Data excerpts
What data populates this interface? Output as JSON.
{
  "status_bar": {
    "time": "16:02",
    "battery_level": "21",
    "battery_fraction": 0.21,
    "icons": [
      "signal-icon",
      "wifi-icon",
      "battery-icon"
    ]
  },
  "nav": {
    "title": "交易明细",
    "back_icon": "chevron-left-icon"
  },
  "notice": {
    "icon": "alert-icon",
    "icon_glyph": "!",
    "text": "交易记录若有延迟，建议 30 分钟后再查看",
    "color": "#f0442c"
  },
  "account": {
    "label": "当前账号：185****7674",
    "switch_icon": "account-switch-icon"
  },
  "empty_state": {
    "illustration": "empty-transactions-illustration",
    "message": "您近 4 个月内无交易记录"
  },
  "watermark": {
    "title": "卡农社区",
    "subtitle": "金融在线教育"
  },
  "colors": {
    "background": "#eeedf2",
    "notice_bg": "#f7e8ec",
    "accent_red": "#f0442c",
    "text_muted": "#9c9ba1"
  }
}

> [What is expected]:
Your task is to repeat every line exactly.

> [Final result]:
What data populates this interface? Output as JSON.
{
  "status_bar": {
    "time": "16:02",
    "battery_level": "21",
    "battery_fraction": 0.21,
    "icons": [
      "signal-icon",
      "wifi-icon",
      "battery-icon"
    ]
  },
  "nav": {
    "title": "交易明细",
    "back_icon": "chevron-left-icon"
  },
  "notice": {
    "icon": "alert-icon",
    "icon_glyph": "!",
    "text": "交易记录若有延迟，建议 30 分钟后再查看",
    "color": "#f0442c"
  },
  "account": {
    "label": "当前账号：185****7674",
    "switch_icon": "account-switch-icon"
  },
  "empty_state": {
    "illustration": "empty-transactions-illustration",
    "message": "您近 4 个月内无交易记录"
  },
  "watermark": {
    "title": "卡农社区",
    "subtitle": "金融在线教育"
  },
  "colors": {
    "background": "#eeedf2",
    "notice_bg": "#f7e8ec",
    "accent_red": "#f0442c",
    "text_muted": "#9c9ba1"
  }
}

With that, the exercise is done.